### Exercise prompt:
Show each line that has the string "JSON" in it.

### Dataset rows:
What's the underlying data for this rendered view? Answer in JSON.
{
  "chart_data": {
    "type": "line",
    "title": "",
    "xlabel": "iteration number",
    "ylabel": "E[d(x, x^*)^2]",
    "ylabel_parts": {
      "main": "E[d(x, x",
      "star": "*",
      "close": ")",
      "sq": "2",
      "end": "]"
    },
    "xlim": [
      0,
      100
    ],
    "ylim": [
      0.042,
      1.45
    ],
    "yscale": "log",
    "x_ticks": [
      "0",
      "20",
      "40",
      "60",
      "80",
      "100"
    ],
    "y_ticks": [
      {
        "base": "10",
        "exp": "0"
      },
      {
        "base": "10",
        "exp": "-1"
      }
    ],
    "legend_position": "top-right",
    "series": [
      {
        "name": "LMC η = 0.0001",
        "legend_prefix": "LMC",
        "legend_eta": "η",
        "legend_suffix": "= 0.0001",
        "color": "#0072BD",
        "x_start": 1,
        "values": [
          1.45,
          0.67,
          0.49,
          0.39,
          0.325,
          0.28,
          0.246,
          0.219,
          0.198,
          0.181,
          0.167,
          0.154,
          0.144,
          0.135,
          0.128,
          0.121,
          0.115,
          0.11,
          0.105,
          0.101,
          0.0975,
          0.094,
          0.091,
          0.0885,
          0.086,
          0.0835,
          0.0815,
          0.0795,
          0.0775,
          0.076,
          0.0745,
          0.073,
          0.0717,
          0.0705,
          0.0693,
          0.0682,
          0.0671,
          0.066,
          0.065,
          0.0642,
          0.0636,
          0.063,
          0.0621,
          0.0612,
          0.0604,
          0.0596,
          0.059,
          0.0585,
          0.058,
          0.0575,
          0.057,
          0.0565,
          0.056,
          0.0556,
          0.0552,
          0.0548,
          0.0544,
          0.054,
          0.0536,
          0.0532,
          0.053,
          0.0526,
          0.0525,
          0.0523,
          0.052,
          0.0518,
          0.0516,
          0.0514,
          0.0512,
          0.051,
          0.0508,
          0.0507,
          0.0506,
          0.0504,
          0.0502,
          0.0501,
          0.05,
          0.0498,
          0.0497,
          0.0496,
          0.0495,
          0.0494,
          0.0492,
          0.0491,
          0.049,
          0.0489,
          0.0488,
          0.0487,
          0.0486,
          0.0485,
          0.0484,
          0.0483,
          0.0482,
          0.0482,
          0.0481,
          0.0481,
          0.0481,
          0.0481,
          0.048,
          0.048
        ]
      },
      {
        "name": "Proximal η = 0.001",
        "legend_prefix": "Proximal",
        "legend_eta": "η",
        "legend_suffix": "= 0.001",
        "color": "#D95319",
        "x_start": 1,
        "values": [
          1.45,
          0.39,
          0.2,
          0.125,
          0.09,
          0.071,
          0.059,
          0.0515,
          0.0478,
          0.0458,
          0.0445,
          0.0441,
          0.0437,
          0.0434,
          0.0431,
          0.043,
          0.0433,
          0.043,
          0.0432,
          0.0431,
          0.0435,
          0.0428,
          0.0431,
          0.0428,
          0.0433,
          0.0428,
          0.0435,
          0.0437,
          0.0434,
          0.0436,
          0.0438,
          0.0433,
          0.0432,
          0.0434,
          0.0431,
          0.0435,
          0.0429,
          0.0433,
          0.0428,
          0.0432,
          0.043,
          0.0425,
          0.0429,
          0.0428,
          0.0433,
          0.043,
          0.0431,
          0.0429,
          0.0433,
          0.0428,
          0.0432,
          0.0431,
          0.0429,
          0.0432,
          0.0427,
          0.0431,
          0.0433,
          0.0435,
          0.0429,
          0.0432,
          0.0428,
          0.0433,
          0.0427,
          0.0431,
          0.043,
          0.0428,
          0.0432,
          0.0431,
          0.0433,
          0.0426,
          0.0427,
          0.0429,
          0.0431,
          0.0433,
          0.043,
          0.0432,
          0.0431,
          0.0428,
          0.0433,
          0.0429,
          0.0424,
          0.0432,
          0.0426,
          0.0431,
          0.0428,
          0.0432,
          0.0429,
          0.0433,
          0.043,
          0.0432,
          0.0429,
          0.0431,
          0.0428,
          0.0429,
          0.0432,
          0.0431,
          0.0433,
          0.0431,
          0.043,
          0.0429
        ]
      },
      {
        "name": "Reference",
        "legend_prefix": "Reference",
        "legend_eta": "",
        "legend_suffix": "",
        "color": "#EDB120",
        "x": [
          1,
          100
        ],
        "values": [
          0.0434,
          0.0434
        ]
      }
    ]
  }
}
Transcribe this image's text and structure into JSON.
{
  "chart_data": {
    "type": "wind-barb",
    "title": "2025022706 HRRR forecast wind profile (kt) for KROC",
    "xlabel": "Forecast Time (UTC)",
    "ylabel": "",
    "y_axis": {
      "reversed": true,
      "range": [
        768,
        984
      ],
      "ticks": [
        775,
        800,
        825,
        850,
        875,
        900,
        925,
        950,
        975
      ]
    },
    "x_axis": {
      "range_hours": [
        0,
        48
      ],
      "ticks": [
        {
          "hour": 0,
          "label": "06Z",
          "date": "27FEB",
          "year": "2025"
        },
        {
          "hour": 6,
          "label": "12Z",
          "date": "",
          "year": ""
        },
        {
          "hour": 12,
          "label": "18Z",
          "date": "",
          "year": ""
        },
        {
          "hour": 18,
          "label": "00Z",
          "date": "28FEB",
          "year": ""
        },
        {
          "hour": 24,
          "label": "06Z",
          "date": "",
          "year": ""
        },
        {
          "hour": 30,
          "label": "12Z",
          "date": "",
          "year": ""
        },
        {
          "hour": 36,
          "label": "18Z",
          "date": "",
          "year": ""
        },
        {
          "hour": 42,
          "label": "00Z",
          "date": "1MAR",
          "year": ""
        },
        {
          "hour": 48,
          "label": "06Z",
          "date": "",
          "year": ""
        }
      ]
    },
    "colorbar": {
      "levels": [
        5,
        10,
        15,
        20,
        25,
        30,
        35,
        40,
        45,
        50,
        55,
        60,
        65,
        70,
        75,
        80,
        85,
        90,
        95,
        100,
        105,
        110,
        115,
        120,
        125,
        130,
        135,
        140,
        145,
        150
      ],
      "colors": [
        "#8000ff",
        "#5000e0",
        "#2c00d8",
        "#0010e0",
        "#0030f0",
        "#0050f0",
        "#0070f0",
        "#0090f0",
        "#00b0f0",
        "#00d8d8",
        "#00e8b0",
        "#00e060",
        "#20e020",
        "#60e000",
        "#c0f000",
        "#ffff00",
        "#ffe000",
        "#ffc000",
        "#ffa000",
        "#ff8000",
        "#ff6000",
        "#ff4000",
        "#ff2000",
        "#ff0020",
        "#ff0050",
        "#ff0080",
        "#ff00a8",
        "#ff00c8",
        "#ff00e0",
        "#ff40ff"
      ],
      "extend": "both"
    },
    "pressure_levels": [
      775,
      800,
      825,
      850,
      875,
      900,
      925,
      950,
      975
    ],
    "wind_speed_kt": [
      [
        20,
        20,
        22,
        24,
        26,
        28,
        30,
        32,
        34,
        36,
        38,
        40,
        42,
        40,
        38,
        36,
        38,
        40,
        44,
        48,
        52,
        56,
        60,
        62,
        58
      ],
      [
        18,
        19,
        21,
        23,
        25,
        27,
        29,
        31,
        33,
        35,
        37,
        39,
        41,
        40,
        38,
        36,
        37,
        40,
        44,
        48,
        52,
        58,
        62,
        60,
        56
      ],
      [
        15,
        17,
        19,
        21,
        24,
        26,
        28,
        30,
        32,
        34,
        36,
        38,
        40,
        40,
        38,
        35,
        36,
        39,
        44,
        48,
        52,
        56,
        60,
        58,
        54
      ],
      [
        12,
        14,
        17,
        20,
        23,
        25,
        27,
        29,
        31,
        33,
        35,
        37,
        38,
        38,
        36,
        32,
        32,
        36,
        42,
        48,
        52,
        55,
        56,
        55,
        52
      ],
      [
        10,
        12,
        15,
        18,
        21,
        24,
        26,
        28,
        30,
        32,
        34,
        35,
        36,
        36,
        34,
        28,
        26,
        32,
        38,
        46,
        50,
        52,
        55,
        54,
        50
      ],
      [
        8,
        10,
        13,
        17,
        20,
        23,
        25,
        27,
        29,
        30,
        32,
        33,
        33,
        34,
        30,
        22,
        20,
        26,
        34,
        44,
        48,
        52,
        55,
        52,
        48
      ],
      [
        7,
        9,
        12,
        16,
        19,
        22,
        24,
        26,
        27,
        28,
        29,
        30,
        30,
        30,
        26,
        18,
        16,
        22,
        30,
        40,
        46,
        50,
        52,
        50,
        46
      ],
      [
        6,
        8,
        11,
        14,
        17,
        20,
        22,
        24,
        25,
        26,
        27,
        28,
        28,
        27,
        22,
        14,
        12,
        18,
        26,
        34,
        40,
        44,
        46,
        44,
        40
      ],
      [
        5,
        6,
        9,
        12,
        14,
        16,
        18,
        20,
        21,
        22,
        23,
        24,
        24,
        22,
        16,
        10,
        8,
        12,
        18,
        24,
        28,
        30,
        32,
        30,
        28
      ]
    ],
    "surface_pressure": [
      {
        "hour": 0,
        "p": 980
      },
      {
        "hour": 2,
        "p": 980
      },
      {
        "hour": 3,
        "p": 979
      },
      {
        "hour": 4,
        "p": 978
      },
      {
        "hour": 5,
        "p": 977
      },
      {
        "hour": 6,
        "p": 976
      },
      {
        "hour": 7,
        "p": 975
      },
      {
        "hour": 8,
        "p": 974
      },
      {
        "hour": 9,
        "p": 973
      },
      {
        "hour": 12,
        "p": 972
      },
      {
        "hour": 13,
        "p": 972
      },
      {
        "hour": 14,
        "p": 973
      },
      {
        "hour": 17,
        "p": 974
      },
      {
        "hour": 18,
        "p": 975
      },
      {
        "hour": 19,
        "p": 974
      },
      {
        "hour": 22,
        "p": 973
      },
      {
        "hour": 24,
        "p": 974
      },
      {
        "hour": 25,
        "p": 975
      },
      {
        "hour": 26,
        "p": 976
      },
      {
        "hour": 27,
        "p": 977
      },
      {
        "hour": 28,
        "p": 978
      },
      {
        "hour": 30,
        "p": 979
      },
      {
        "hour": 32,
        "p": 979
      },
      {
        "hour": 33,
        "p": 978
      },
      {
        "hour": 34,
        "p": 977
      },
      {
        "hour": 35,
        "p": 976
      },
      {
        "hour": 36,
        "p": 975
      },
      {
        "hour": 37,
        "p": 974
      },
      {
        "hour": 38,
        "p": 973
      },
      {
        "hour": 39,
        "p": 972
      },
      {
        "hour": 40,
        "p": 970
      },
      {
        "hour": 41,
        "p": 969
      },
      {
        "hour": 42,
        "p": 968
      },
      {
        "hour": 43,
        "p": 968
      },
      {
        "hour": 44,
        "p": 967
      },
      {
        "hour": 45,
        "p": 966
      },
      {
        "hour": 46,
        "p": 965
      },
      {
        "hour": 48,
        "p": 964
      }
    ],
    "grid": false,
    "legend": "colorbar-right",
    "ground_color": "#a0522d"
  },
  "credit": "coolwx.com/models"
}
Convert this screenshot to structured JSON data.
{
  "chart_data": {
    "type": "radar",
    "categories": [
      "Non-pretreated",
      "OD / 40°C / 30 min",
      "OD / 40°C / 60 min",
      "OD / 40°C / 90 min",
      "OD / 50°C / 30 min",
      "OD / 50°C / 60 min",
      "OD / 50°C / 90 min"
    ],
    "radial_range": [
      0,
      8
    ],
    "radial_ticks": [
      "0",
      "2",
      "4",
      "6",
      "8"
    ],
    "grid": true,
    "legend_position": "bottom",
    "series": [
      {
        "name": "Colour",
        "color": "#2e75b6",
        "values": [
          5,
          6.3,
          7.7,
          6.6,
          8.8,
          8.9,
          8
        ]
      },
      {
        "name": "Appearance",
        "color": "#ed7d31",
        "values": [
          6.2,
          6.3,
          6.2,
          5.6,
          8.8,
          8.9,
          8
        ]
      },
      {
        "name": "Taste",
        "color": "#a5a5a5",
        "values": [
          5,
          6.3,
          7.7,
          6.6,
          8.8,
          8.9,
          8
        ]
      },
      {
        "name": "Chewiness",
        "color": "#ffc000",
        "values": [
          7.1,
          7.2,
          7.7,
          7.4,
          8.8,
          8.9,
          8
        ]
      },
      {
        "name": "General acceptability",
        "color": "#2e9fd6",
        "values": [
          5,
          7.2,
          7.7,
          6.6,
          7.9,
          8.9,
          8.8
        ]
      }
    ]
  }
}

### Answer to this task:
What's the underlying data for this rendered view? Answer in JSON.
Transcribe this image's text and structure into JSON.
Convert this screenshot to structured JSON data.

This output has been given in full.